Stored data:
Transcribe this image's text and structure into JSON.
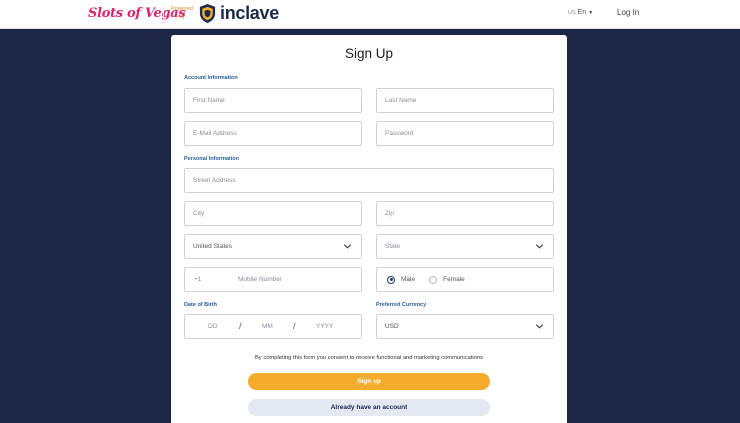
{
  "header": {
    "brand": "Slots of Vegas",
    "powered_by": "Powered by",
    "partner": "inclave",
    "lang_code": "US",
    "lang_label": "En",
    "login": "Log In"
  },
  "form": {
    "title": "Sign Up",
    "account_section": "Account Information",
    "first_name_placeholder": "First Name",
    "last_name_placeholder": "Last Name",
    "email_placeholder": "E-Mail Address",
    "password_placeholder": "Password",
    "personal_section": "Personal Information",
    "street_placeholder": "Street Address",
    "city_placeholder": "City",
    "zip_placeholder": "Zip",
    "country_value": "United States",
    "state_placeholder": "State",
    "phone_prefix": "+1",
    "phone_placeholder": "Mobile Number",
    "gender_male": "Male",
    "gender_female": "Female",
    "gender_selected": "Male",
    "dob_label": "Date of Birth",
    "dob_day": "DD",
    "dob_month": "MM",
    "dob_year": "YYYY",
    "dob_sep": "/",
    "currency_label": "Preferred Currency",
    "currency_value": "USD",
    "consent": "By completing this form you consent to receive functional and marketing communications",
    "signup_button": "Sign up",
    "existing_account_button": "Already have an account"
  },
  "colors": {
    "background": "#1e2645",
    "accent": "#f6ab2d",
    "section_label": "#2a5c9e",
    "brand": "#d6246e"
  }
}
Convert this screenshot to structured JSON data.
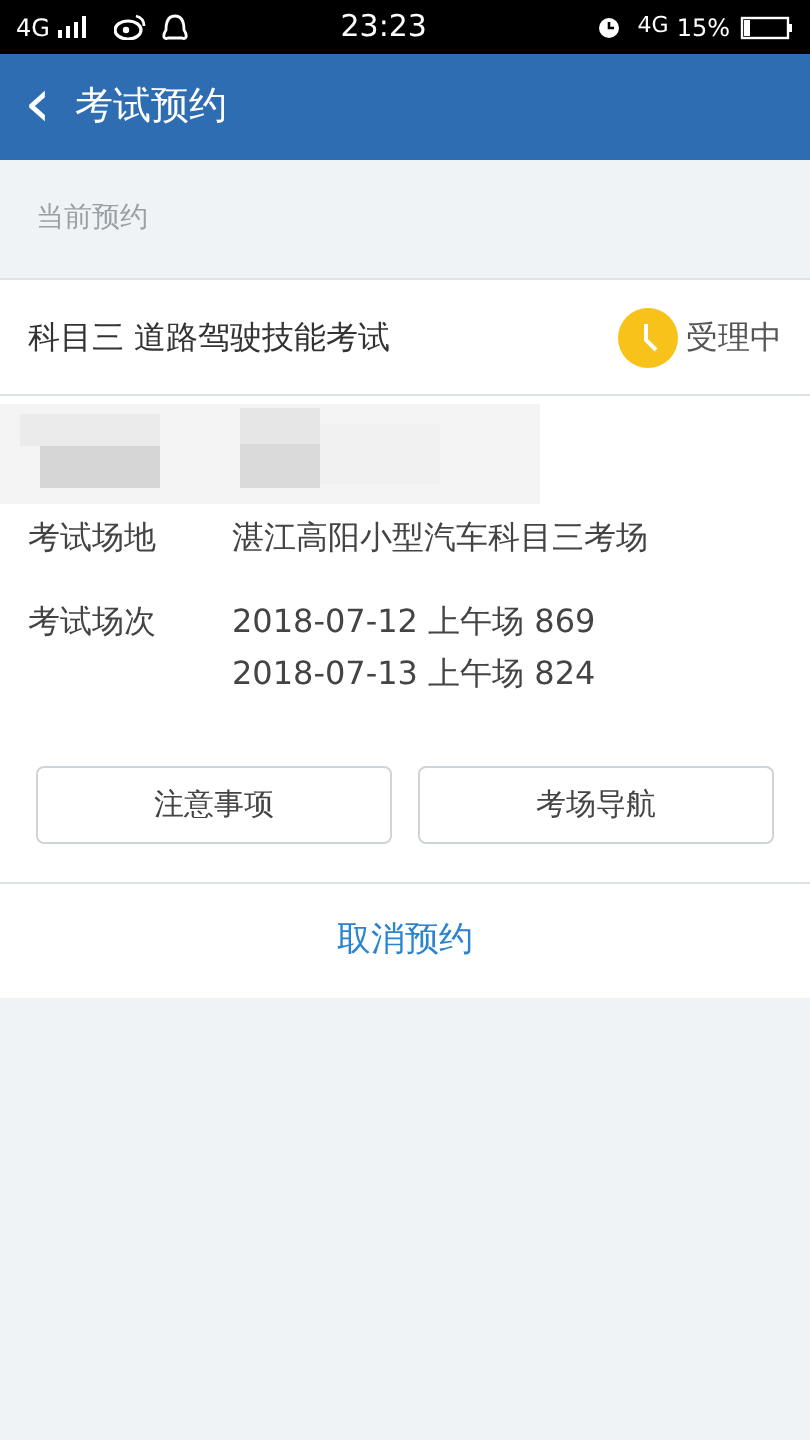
{
  "status_bar": {
    "network": "4G",
    "time": "23:23",
    "network_2": "4G",
    "battery": "15%"
  },
  "header": {
    "back": "‹",
    "title": "考试预约"
  },
  "section_label": "当前预约",
  "appointment": {
    "subject": "科目三 道路驾驶技能考试",
    "status": "受理中",
    "fields": [
      {
        "label": "考试场地",
        "values": [
          "湛江高阳小型汽车科目三考场"
        ]
      },
      {
        "label": "考试场次",
        "values": [
          "2018-07-12 上午场 869",
          "2018-07-13 上午场 824"
        ]
      }
    ],
    "buttons": [
      "注意事项",
      "考场导航"
    ],
    "cancel": "取消预约"
  }
}
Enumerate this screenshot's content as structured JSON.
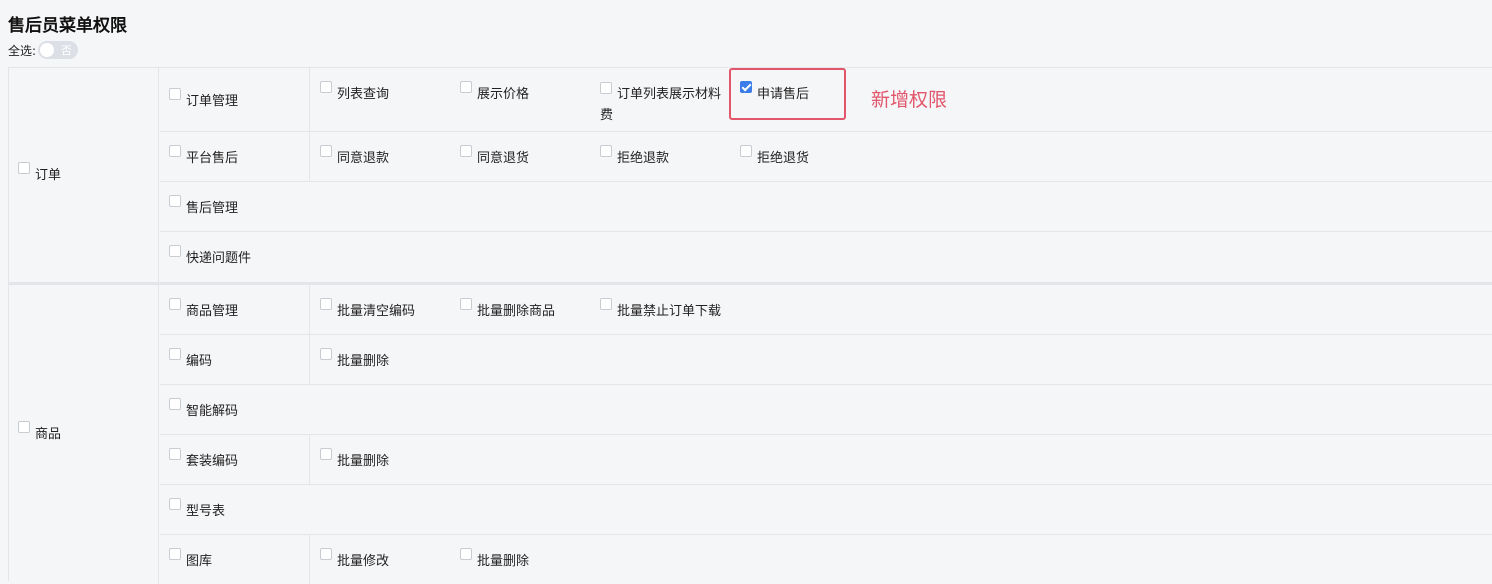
{
  "title": "售后员菜单权限",
  "select_all": {
    "label": "全选:",
    "toggle_text": "否"
  },
  "annotation": "新增权限",
  "groups": {
    "order": {
      "label": "订单",
      "rows": {
        "order_mgmt": {
          "label": "订单管理",
          "perms": [
            "列表查询",
            "展示价格",
            "订单列表展示材料费",
            "申请售后"
          ]
        },
        "platform_after_sale": {
          "label": "平台售后",
          "perms": [
            "同意退款",
            "同意退货",
            "拒绝退款",
            "拒绝退货"
          ]
        },
        "after_sale_mgmt": {
          "label": "售后管理"
        },
        "express_issues": {
          "label": "快递问题件"
        }
      }
    },
    "goods": {
      "label": "商品",
      "rows": {
        "goods_mgmt": {
          "label": "商品管理",
          "perms": [
            "批量清空编码",
            "批量删除商品",
            "批量禁止订单下载"
          ]
        },
        "code": {
          "label": "编码",
          "perms": [
            "批量删除"
          ]
        },
        "smart_decode": {
          "label": "智能解码"
        },
        "set_code": {
          "label": "套装编码",
          "perms": [
            "批量删除"
          ]
        },
        "model_table": {
          "label": "型号表"
        },
        "gallery": {
          "label": "图库",
          "perms": [
            "批量修改",
            "批量删除"
          ]
        }
      }
    }
  },
  "checked_perm": "申请售后",
  "colors": {
    "accent": "#3b7de8",
    "annotation": "#e2566b",
    "border": "#e3e5e9",
    "background": "#f5f6f8"
  }
}
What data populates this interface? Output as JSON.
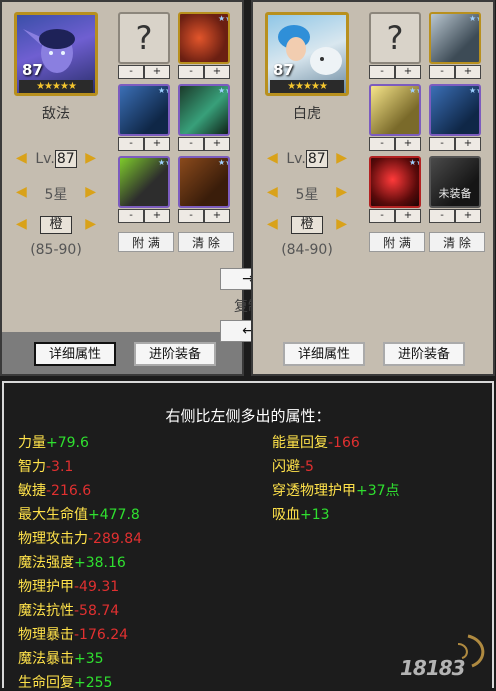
{
  "left": {
    "hero_name": "敌法",
    "hero_level": "87",
    "hero_stars": "★★★★★",
    "lv_prefix": "Lv.",
    "lv_value": "87",
    "star_level": "5星",
    "quality": "橙",
    "range": "(85-90)",
    "fill_btn": "附 满",
    "clear_btn": "清 除",
    "detail_btn": "详细属性",
    "advance_btn": "进阶装备"
  },
  "right": {
    "hero_name": "白虎",
    "hero_level": "87",
    "hero_stars": "★★★★★",
    "lv_prefix": "Lv.",
    "lv_value": "87",
    "star_level": "5星",
    "quality": "橙",
    "range": "(84-90)",
    "fill_btn": "附 满",
    "clear_btn": "清 除",
    "detail_btn": "详细属性",
    "advance_btn": "进阶装备",
    "unequipped_label": "未装备"
  },
  "slot_controls": {
    "minus": "-",
    "plus": "+",
    "empty_mark": "?",
    "side_stars": "★★★★★"
  },
  "arrows": {
    "left": "◀",
    "right": "▶"
  },
  "middle": {
    "to_right": "→",
    "copy_label": "复制",
    "to_left": "←"
  },
  "compare": {
    "title": "右侧比左侧多出的属性：",
    "left_column": [
      {
        "name": "力量",
        "value": "+79.6",
        "sign": "pos"
      },
      {
        "name": "智力",
        "value": "-3.1",
        "sign": "neg"
      },
      {
        "name": "敏捷",
        "value": "-216.6",
        "sign": "neg"
      },
      {
        "name": "最大生命值",
        "value": "+477.8",
        "sign": "pos"
      },
      {
        "name": "物理攻击力",
        "value": "-289.84",
        "sign": "neg"
      },
      {
        "name": "魔法强度",
        "value": "+38.16",
        "sign": "pos"
      },
      {
        "name": "物理护甲",
        "value": "-49.31",
        "sign": "neg"
      },
      {
        "name": "魔法抗性",
        "value": "-58.74",
        "sign": "neg"
      },
      {
        "name": "物理暴击",
        "value": "-176.24",
        "sign": "neg"
      },
      {
        "name": "魔法暴击",
        "value": "+35",
        "sign": "pos"
      },
      {
        "name": "生命回复",
        "value": "+255",
        "sign": "pos"
      }
    ],
    "right_column": [
      {
        "name": "能量回复",
        "value": "-166",
        "sign": "neg"
      },
      {
        "name": "闪避",
        "value": "-5",
        "sign": "neg"
      },
      {
        "name": "穿透物理护甲",
        "value": "+37点",
        "sign": "pos"
      },
      {
        "name": "吸血",
        "value": "+13",
        "sign": "pos"
      }
    ]
  },
  "colors": {
    "positive": "#2fe02f",
    "negative": "#e03030",
    "label": "#ffe24a"
  },
  "watermark": "18183"
}
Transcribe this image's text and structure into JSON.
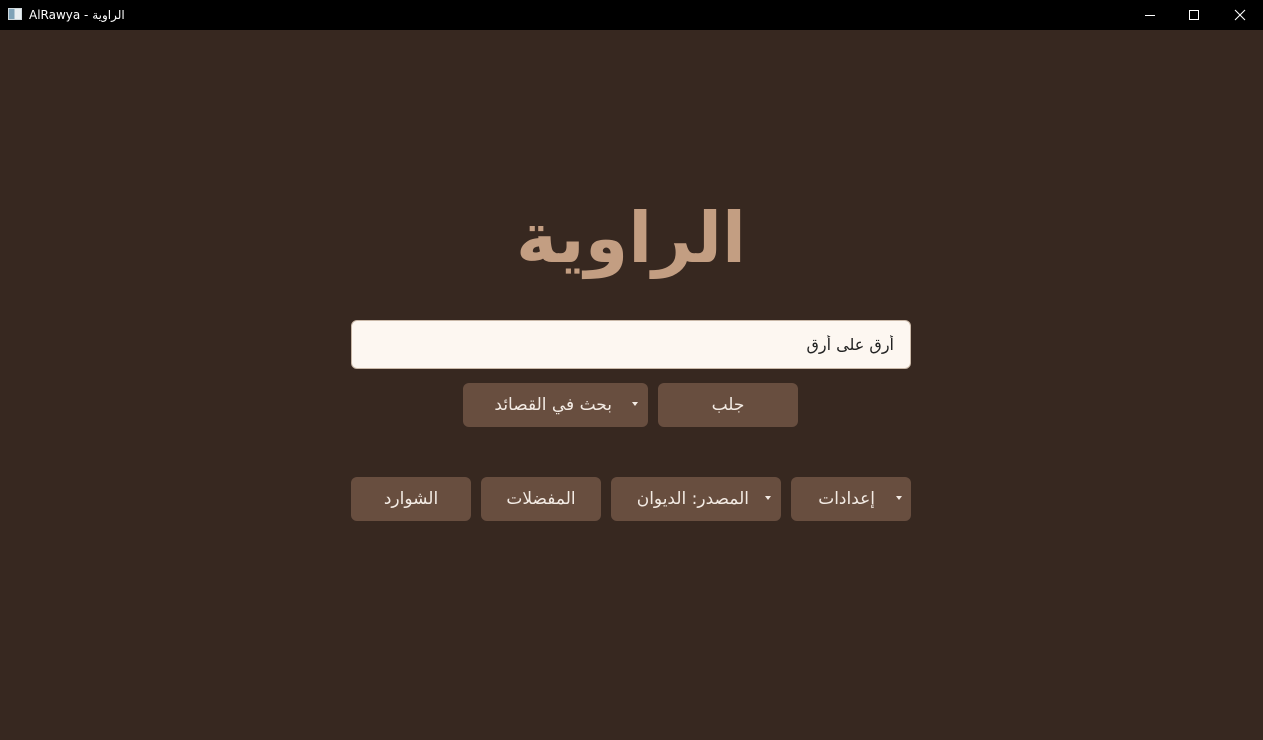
{
  "window": {
    "title": "AlRawya - الراوية",
    "icon": "app-window-icon"
  },
  "main": {
    "app_title": "الراوية",
    "search": {
      "value": "أرق على أرقٍ"
    },
    "fetch_label": "جلب",
    "search_mode_label": "بحث في القصائد",
    "settings_label": "إعدادات",
    "source_label": "المصدر: الديوان",
    "favorites_label": "المفضلات",
    "shawarid_label": "الشوارد"
  },
  "colors": {
    "background": "#372820",
    "button": "#684e3f",
    "title": "#c39e82",
    "input": "#fdf7f1"
  }
}
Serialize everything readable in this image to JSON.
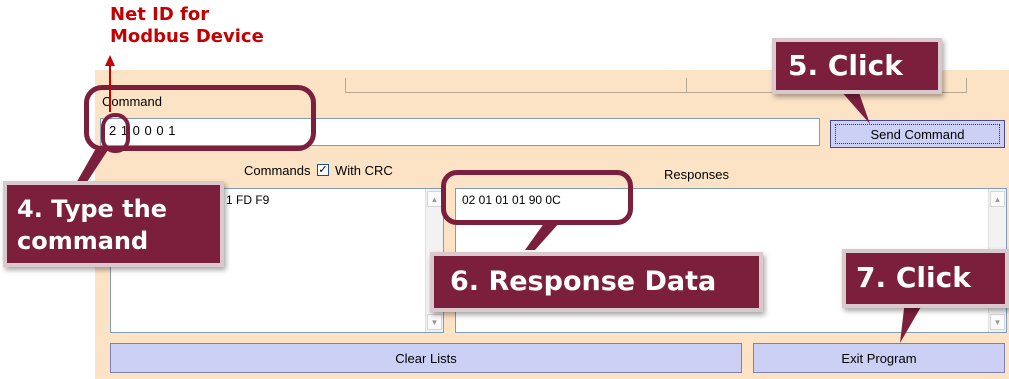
{
  "form": {
    "command_label": "Command",
    "command_value": "2 1 0 0 0 1",
    "send_button": "Send Command",
    "commands_label": "Commands",
    "with_crc_label": "With CRC",
    "with_crc_checked": true,
    "responses_label": "Responses",
    "commands_list": [
      "1 FD F9"
    ],
    "responses_list": [
      "02 01 01 01 90 0C"
    ],
    "clear_button": "Clear Lists",
    "exit_button": "Exit Program"
  },
  "annotations": {
    "net_id_line1": "Net ID for",
    "net_id_line2": "Modbus Device",
    "step4_line1": "4. Type the",
    "step4_line2": "command",
    "step5": "5. Click",
    "step6": "6. Response Data",
    "step7": "7. Click"
  },
  "colors": {
    "panel": "#fde3c6",
    "button": "#cbd0f4",
    "callout": "#7b1f3d",
    "note": "#c40000"
  }
}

### [TASK GOAL]
Using the data above, print every line exactly, omitting pictures.

### [COMPLETED EXERCISE]
Transcribe this image's text and structure into JSON.
{
  "header": {
    "brand": "Slots of Vegas",
    "powered_by": "Powered by",
    "partner": "inclave",
    "lang_code": "US",
    "lang_label": "En",
    "login": "Log In"
  },
  "form": {
    "title": "Sign Up",
    "account_section": "Account Information",
    "first_name_placeholder": "First Name",
    "last_name_placeholder": "Last Name",
    "email_placeholder": "E-Mail Address",
    "password_placeholder": "Password",
    "personal_section": "Personal Information",
    "street_placeholder": "Street Address",
    "city_placeholder": "City",
    "zip_placeholder": "Zip",
    "country_value": "United States",
    "state_placeholder": "State",
    "phone_prefix": "+1",
    "phone_placeholder": "Mobile Number",
    "gender_male": "Male",
    "gender_female": "Female",
    "gender_selected": "Male",
    "dob_label": "Date of Birth",
    "dob_day": "DD",
    "dob_month": "MM",
    "dob_year": "YYYY",
    "dob_sep": "/",
    "currency_label": "Preferred Currency",
    "currency_value": "USD",
    "consent": "By completing this form you consent to receive functional and marketing communications",
    "signup_button": "Sign up",
    "existing_account_button": "Already have an account"
  },
  "colors": {
    "background": "#1e2645",
    "accent": "#f6ab2d",
    "section_label": "#2a5c9e",
    "brand": "#d6246e"
  }
}
Convert this screenshot to structured JSON data.
{
  "status_bar": {
    "network": "4G",
    "time": "23:23",
    "network_2": "4G",
    "battery": "15%"
  },
  "header": {
    "back": "‹",
    "title": "考试预约"
  },
  "section_label": "当前预约",
  "appointment": {
    "subject": "科目三 道路驾驶技能考试",
    "status": "受理中",
    "fields": [
      {
        "label": "考试场地",
        "values": [
          "湛江高阳小型汽车科目三考场"
        ]
      },
      {
        "label": "考试场次",
        "values": [
          "2018-07-12 上午场 869",
          "2018-07-13 上午场 824"
        ]
      }
    ],
    "buttons": [
      "注意事项",
      "考场导航"
    ],
    "cancel": "取消预约"
  }
}
Enumerate this screenshot's content as structured JSON.
{
  "title": "售后员菜单权限",
  "select_all": {
    "label": "全选:",
    "toggle_text": "否"
  },
  "annotation": "新增权限",
  "groups": {
    "order": {
      "label": "订单",
      "rows": {
        "order_mgmt": {
          "label": "订单管理",
          "perms": [
            "列表查询",
            "展示价格",
            "订单列表展示材料费",
            "申请售后"
          ]
        },
        "platform_after_sale": {
          "label": "平台售后",
          "perms": [
            "同意退款",
            "同意退货",
            "拒绝退款",
            "拒绝退货"
          ]
        },
        "after_sale_mgmt": {
          "label": "售后管理"
        },
        "express_issues": {
          "label": "快递问题件"
        }
      }
    },
    "goods": {
      "label": "商品",
      "rows": {
        "goods_mgmt": {
          "label": "商品管理",
          "perms": [
            "批量清空编码",
            "批量删除商品",
            "批量禁止订单下载"
          ]
        },
        "code": {
          "label": "编码",
          "perms": [
            "批量删除"
          ]
        },
        "smart_decode": {
          "label": "智能解码"
        },
        "set_code": {
          "label": "套装编码",
          "perms": [
            "批量删除"
          ]
        },
        "model_table": {
          "label": "型号表"
        },
        "gallery": {
          "label": "图库",
          "perms": [
            "批量修改",
            "批量删除"
          ]
        }
      }
    }
  },
  "checked_perm": "申请售后",
  "colors": {
    "accent": "#3b7de8",
    "annotation": "#e2566b",
    "border": "#e3e5e9",
    "background": "#f5f6f8"
  }
}
What data populates this interface? Output as JSON.
{
  "left": {
    "hero_name": "敌法",
    "hero_level": "87",
    "hero_stars": "★★★★★",
    "lv_prefix": "Lv.",
    "lv_value": "87",
    "star_level": "5星",
    "quality": "橙",
    "range": "(85-90)",
    "fill_btn": "附 满",
    "clear_btn": "清 除",
    "detail_btn": "详细属性",
    "advance_btn": "进阶装备"
  },
  "right": {
    "hero_name": "白虎",
    "hero_level": "87",
    "hero_stars": "★★★★★",
    "lv_prefix": "Lv.",
    "lv_value": "87",
    "star_level": "5星",
    "quality": "橙",
    "range": "(84-90)",
    "fill_btn": "附 满",
    "clear_btn": "清 除",
    "detail_btn": "详细属性",
    "advance_btn": "进阶装备",
    "unequipped_label": "未装备"
  },
  "slot_controls": {
    "minus": "-",
    "plus": "+",
    "empty_mark": "?",
    "side_stars": "★★★★★"
  },
  "arrows": {
    "left": "◀",
    "right": "▶"
  },
  "middle": {
    "to_right": "→",
    "copy_label": "复制",
    "to_left": "←"
  },
  "compare": {
    "title": "右侧比左侧多出的属性：",
    "left_column": [
      {
        "name": "力量",
        "value": "+79.6",
        "sign": "pos"
      },
      {
        "name": "智力",
        "value": "-3.1",
        "sign": "neg"
      },
      {
        "name": "敏捷",
        "value": "-216.6",
        "sign": "neg"
      },
      {
        "name": "最大生命值",
        "value": "+477.8",
        "sign": "pos"
      },
      {
        "name": "物理攻击力",
        "value": "-289.84",
        "sign": "neg"
      },
      {
        "name": "魔法强度",
        "value": "+38.16",
        "sign": "pos"
      },
      {
        "name": "物理护甲",
        "value": "-49.31",
        "sign": "neg"
      },
      {
        "name": "魔法抗性",
        "value": "-58.74",
        "sign": "neg"
      },
      {
        "name": "物理暴击",
        "value": "-176.24",
        "sign": "neg"
      },
      {
        "name": "魔法暴击",
        "value": "+35",
        "sign": "pos"
      },
      {
        "name": "生命回复",
        "value": "+255",
        "sign": "pos"
      }
    ],
    "right_column": [
      {
        "name": "能量回复",
        "value": "-166",
        "sign": "neg"
      },
      {
        "name": "闪避",
        "value": "-5",
        "sign": "neg"
      },
      {
        "name": "穿透物理护甲",
        "value": "+37点",
        "sign": "pos"
      },
      {
        "name": "吸血",
        "value": "+13",
        "sign": "pos"
      }
    ]
  },
  "colors": {
    "positive": "#2fe02f",
    "negative": "#e03030",
    "label": "#ffe24a"
  },
  "watermark": "18183"
}
Transcribe this image's text and structure into JSON.
{
  "window": {
    "title": "AlRawya - الراوية",
    "icon": "app-window-icon"
  },
  "main": {
    "app_title": "الراوية",
    "search": {
      "value": "أرق على أرقٍ"
    },
    "fetch_label": "جلب",
    "search_mode_label": "بحث في القصائد",
    "settings_label": "إعدادات",
    "source_label": "المصدر: الديوان",
    "favorites_label": "المفضلات",
    "shawarid_label": "الشوارد"
  },
  "colors": {
    "background": "#372820",
    "button": "#684e3f",
    "title": "#c39e82",
    "input": "#fdf7f1"
  }
}
Serialize everything readable in this image to JSON.
{
  "form": {
    "command_label": "Command",
    "command_value": "2 1 0 0 0 1",
    "send_button": "Send Command",
    "commands_label": "Commands",
    "with_crc_label": "With CRC",
    "with_crc_checked": true,
    "responses_label": "Responses",
    "commands_list": [
      "1 FD F9"
    ],
    "responses_list": [
      "02 01 01 01 90 0C"
    ],
    "clear_button": "Clear Lists",
    "exit_button": "Exit Program"
  },
  "annotations": {
    "net_id_line1": "Net ID for",
    "net_id_line2": "Modbus Device",
    "step4_line1": "4. Type the",
    "step4_line2": "command",
    "step5": "5. Click",
    "step6": "6. Response Data",
    "step7": "7. Click"
  },
  "colors": {
    "panel": "#fde3c6",
    "button": "#cbd0f4",
    "callout": "#7b1f3d",
    "note": "#c40000"
  }
}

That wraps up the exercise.